### Teks yang Ditampilkan
Marketing.co.id –Â Belanja iklan di tahun 2012 diperkirakan akan menembus lebih dari Rp90 triliun. Bila ini terjadi, maka untuk tiga tahun berturut-turut, belanja iklan nasional akan naik di atas 20%. Angka pertumbuhan belanja iklan di Indonesia jelas lebih baik dibanding dengan pertumbuhan belanja global yang pada tahun ini diperkirakan hanya bertumbuh sebesar 3,8%. Di tahun 2011, total belanja iklan dunia juga hanya bertumbuh sebesar 4% dan belanja iklan di Indonesia tumbuh 22%.
Di seluruh dunia, total iklan belanja di Indonesia bisa mencapai sekitar 1,8% dari total belanja dunia. Ini jelas persentase yang cukup besar dan bahkan lebih besar dari persentase GDP Indonesia terhadap GDP global. Dari angka belanja iklan ini, terlihat sekali bahwa pelaku bisnis Indonesia sangat optimistis akan prospek pasar di Indonesia. Perusahaan-perusahaan mau meningkatkan belanja iklan mereka sebagai upaya untuk membangun merek atau merebut pangsa pasar.
Angka Rp90 triliun ini akan dinikmati oleh media-media konvensional seperti televisi, koran, majalah, radio, billboard, dan bioskop. Televisi jelas akan mendapatkan porsi terbesar—berkisar 60%—dan kemudian iklan media cetak. Tidak mengherankan, harga saham perusahaan-perusahaan media televisi di Indonesia terbang tinggi selama dua tahun terakhir ini.
Belanja iklan global di tahun 2012 ini, menurut perkiraan Zenith Optimedia, mencapai US$495 miliar. Dari total belanja iklan ini, TV mendapatkan porsi 40,4%, koran 18,7%, majalah 8,9%, radio 7%, billboard dan media luar ruang lainnya sebesar 6,9%, bioskop 0,5%, dan internet mendapatkan porsi sebesar 17,6%. Untuk tahun-tahun selanjutnya, porsi internet akan semakin meningkat dan media lainnya akan semakin menurun.
Iklan internet sebanyak 17,6% atau senilai US$85 miliar. Dari nilai ini, sebesar hampir 50% diambil oleh perusahaan search engine, terutama Google. Setelah itu, iklan banner dan display sebesar 25%, video atau rich media sebesar 10%, dan sisanya adalah iklan digital dalam bentuk klasifikasi atau direktori, mobile, dan email.
Lalu, berapa besarkah belanja iklan digital di Indonesia? Dalam bentuk iklan apakah mereka membelanjakan bujet iklannya? Inilah dua pertanyaan yang besar bagi para marketer di Indonesia. Sampai saat ini, tidak ada data yang tersedia untuk memberi jawaban atas kedua pertanyaan ini. Yang ada hanyalah dengan melihat pendapatan dari berbagai media digital di Indonesia, terutama portal berita di Indonesia, seperti detik.com, kompas.com, kaskus.com, vivanews.com, dan portal-portal lainnya. Iklan di berbagai media digital seperti Facebook, Google Adwords, LinkedIn, dan lain-lain relatif tidak mudah diperoleh data pendapatannya dari perusahaan Indonesia.

### Kutipan Entri

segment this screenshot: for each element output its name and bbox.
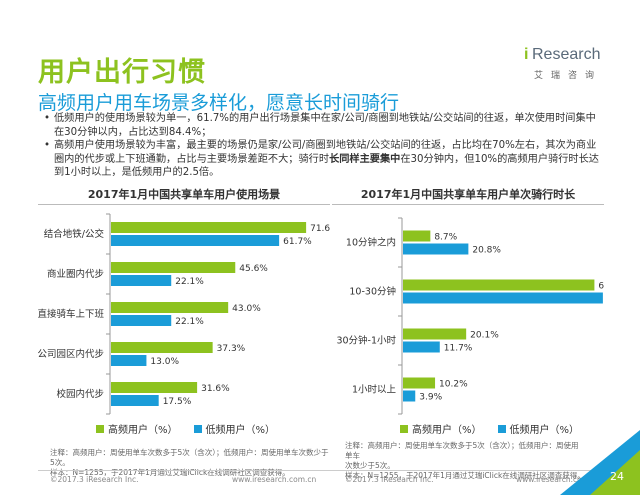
bullet-high-freq-text-after: 在30分钟内，但10%的高频用户骑行时长达到1小时以上，是低频用户的2.5倍。 xyxy=(54,153,599,179)
bar-high-freq xyxy=(111,302,229,313)
bar-low-freq xyxy=(403,292,603,304)
bar-low-freq xyxy=(403,341,440,353)
page-corner-decoration xyxy=(560,430,640,495)
legend-low-swatch xyxy=(193,424,202,433)
data-label-high-freq: 60.9% xyxy=(598,282,604,292)
data-label-high-freq: 8.7% xyxy=(434,233,457,243)
footer-copyright-right: ©2017.3 iResearch Inc. xyxy=(345,475,434,484)
data-label-low-freq: 11.7% xyxy=(444,344,473,354)
category-label: 直接骑车上下班 xyxy=(38,308,104,320)
data-label-low-freq: 61.7% xyxy=(283,237,312,247)
bar-high-freq xyxy=(403,279,595,291)
footer-divider xyxy=(38,470,598,471)
data-label-low-freq: 17.5% xyxy=(163,397,192,407)
bar-low-freq xyxy=(403,243,469,255)
legend-high-label-right: 高频用户（%） xyxy=(412,425,482,436)
legend-low-label: 低频用户（%） xyxy=(205,425,276,436)
right-note-line3: 样本：N=1255，于2017年1月通过艾瑞iClick在线调研社区调查获得。 xyxy=(345,471,585,480)
bullet-low-freq-text: 低频用户的使用场景较为单一，61.7%的用户出行场景集中在家/公司/商圈到地铁站… xyxy=(54,113,596,138)
legend-high-swatch-right xyxy=(400,424,408,433)
usage-scenario-chart: 2017年1月中国共享单车用户使用场景 结合地铁/公交 71.6% 61.7% 商业圈… xyxy=(38,186,330,436)
bar-high-freq xyxy=(403,328,467,340)
left-note-line1: 注释：高频用户：周使用单车次数多于5次（含次）；低频用户：周使用单车次数少于5次… xyxy=(50,448,329,467)
right-note-line2: 次数少于5次。 xyxy=(345,461,395,470)
bullet-high-freq: 高频用户使用场景较为丰富，最主要的场景仍是家/公司/商圈到地铁站/公交站间的往返… xyxy=(44,139,604,180)
category-label: 结合地铁/公交 xyxy=(44,228,105,240)
bar-high-freq xyxy=(111,222,307,233)
bar-low-freq xyxy=(403,390,416,402)
ride-duration-title-divider xyxy=(332,204,604,205)
page-subtitle: 高频用户用车场景多样化，愿意长时间骑行 xyxy=(38,92,400,114)
data-label-high-freq: 43.0% xyxy=(232,304,261,314)
legend-low-label-right: 低频用户（%） xyxy=(509,425,580,436)
logo-i: i xyxy=(524,46,529,63)
bar-low-freq xyxy=(111,275,172,286)
category-label: 10-30分钟 xyxy=(349,286,396,298)
bar-low-freq xyxy=(111,315,172,326)
category-label: 校园内代步 xyxy=(56,388,104,400)
logo-sub: 艾瑞咨询 xyxy=(534,71,603,81)
iresearch-logo: i Research 艾瑞咨询 xyxy=(522,46,602,86)
bar-low-freq xyxy=(111,355,147,366)
footer-copyright-left: ©2017.3 iResearch Inc. xyxy=(50,475,139,484)
left-note: 注释：高频用户：周使用单车次数多于5次（含次）；低频用户：周使用单车次数少于5次… xyxy=(50,448,330,478)
data-label-high-freq: 45.6% xyxy=(239,264,268,274)
page-title: 用户出行习惯 xyxy=(38,57,206,88)
ride-duration-chart-title: 2017年1月中国共享单车用户单次骑行时长 xyxy=(360,188,576,201)
bullet-high-freq-text-before: 高频用户使用场景较为丰富，最主要的场景仍是家/公司/商圈到地铁站/公交站间的往返… xyxy=(54,140,597,165)
usage-scenario-chart-svg: 结合地铁/公交 71.6% 61.7% 商业圈内代步 45.6% 22.1% 直接骑车上下班… xyxy=(38,213,330,415)
legend-high-swatch xyxy=(96,424,104,433)
ride-duration-chart: 2017年1月中国共享单车用户单次骑行时长 10分钟之内 8.7% 20.8% 10-… xyxy=(332,186,604,436)
data-label-high-freq: 20.1% xyxy=(470,331,499,341)
bar-low-freq xyxy=(111,395,159,406)
bullet-low-freq: 低频用户的使用场景较为单一，61.7%的用户出行场景集中在家/公司/商圈到地铁站… xyxy=(44,112,604,139)
usage-scenario-chart-title: 2017年1月中国共享单车用户使用场景 xyxy=(87,188,281,201)
footer-website-right: www.iresearch.com.cn xyxy=(516,475,601,484)
category-label: 商业圈内代步 xyxy=(47,268,104,280)
category-label: 公司园区内代步 xyxy=(38,348,104,360)
data-label-high-freq: 71.6% xyxy=(310,224,330,234)
bar-high-freq xyxy=(111,342,213,353)
bar-high-freq xyxy=(403,230,431,242)
usage-scenario-legend: 高频用户（%） 低频用户（%） xyxy=(96,421,275,436)
logo-main: Research xyxy=(532,46,601,63)
data-label-high-freq: 31.6% xyxy=(201,384,230,394)
bar-low-freq xyxy=(111,235,280,246)
data-label-low-freq: 13.0% xyxy=(150,357,179,367)
data-label-low-freq: 20.8% xyxy=(472,246,501,256)
ride-duration-legend: 高频用户（%） 低频用户（%） xyxy=(400,421,579,436)
data-label-high-freq: 10.2% xyxy=(439,380,468,390)
legend-high-label: 高频用户（%） xyxy=(108,425,178,436)
data-label-low-freq: 22.1% xyxy=(175,317,204,327)
bullet-high-freq-highlight: 长同样主要集中 xyxy=(329,153,401,165)
right-note: 注释：高频用户：周使用单车次数多于5次（含次）；低频用户：周使用单车 次数少于5… xyxy=(345,441,585,481)
data-label-high-freq: 37.3% xyxy=(217,344,246,354)
bar-high-freq xyxy=(111,382,198,393)
legend-low-swatch-right xyxy=(497,424,506,433)
data-label-low-freq: 22.1% xyxy=(175,277,204,287)
page-number: 24 xyxy=(610,470,624,483)
data-label-low-freq: 3.9% xyxy=(419,393,442,403)
right-note-line1: 注释：高频用户：周使用单车次数多于5次（含次）；低频用户：周使用单车 xyxy=(345,441,579,460)
summary-bullets: 低频用户的使用场景较为单一，61.7%的用户出行场景集中在家/公司/商圈到地铁站… xyxy=(44,112,604,180)
usage-scenario-title-divider xyxy=(38,204,330,205)
category-label: 1小时以上 xyxy=(352,384,397,396)
category-label: 30分钟-1小时 xyxy=(336,335,396,347)
bar-high-freq xyxy=(111,262,236,273)
footer-website-left: www.iresearch.com.cn xyxy=(232,475,317,484)
bar-high-freq xyxy=(403,377,436,389)
left-note-line2: 样本：N=1255，于2017年1月通过艾瑞iClick在线调研社区调查获得。 xyxy=(50,468,290,477)
ride-duration-chart-svg: 10分钟之内8.7%20.8%10-30分钟60.9%63.6%30分钟-1小时… xyxy=(336,217,604,415)
category-label: 10分钟之内 xyxy=(346,237,396,249)
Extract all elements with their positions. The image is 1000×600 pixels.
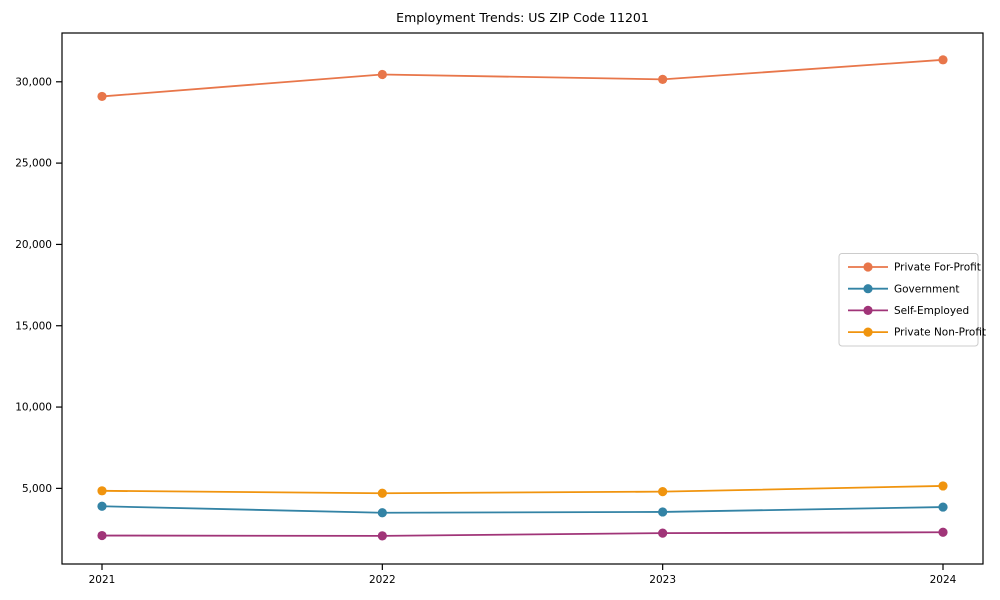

### Tugas Tertulis
A. Menurut teks tentang belanja iklan, kira-kira berapa persen dari Rp90 triliun itu akan diperoleh televisi?
B. Rangkum teks tentang belanja iklan dalam dua kalimat.
C. Dalam teks tentang belanja iklan, ubah paragraf yang dimulai dengan "Belanja iklan global di tahun 2012" menjadi daftar tanpa menghilangkan fakta utamanya.
Entri-entri tersebut merupakan bahan tersendiri yang terpisah dari teks.

### Penyelesaian Soal
A. Sekitar 60%.

B. Belanja iklan di Indonesia pada 2012 diperkirakan menembus lebih dari Rp90 triliun, pertumbuhannya lebih tinggi daripada pertumbuhan global yang diperkirakan 3,8%, dan televisi akan mendapat porsi terbesar, sekitar 60%. Belanja iklan global 2012 diperkirakan mencapai US$495 miliar dengan porsi internet 17,6%, sedangkan data belanja iklan digital di Indonesia sampai saat ini tidak tersedia.

C.
- Belanja iklan global 2012 menurut perkiraan Zenith Optimedia: US$495 miliar
- Porsi TV: 40,4%
- Porsi koran: 18,7%
- Porsi majalah: 8,9%
- Porsi radio: 7%
- Porsi billboard dan media luar ruang lainnya: 6,9%
- Porsi bioskop: 0,5%
- Porsi internet: 17,6%
- Tahun-tahun berikutnya: porsi internet makin meningkat, porsi media lainnya makin menurun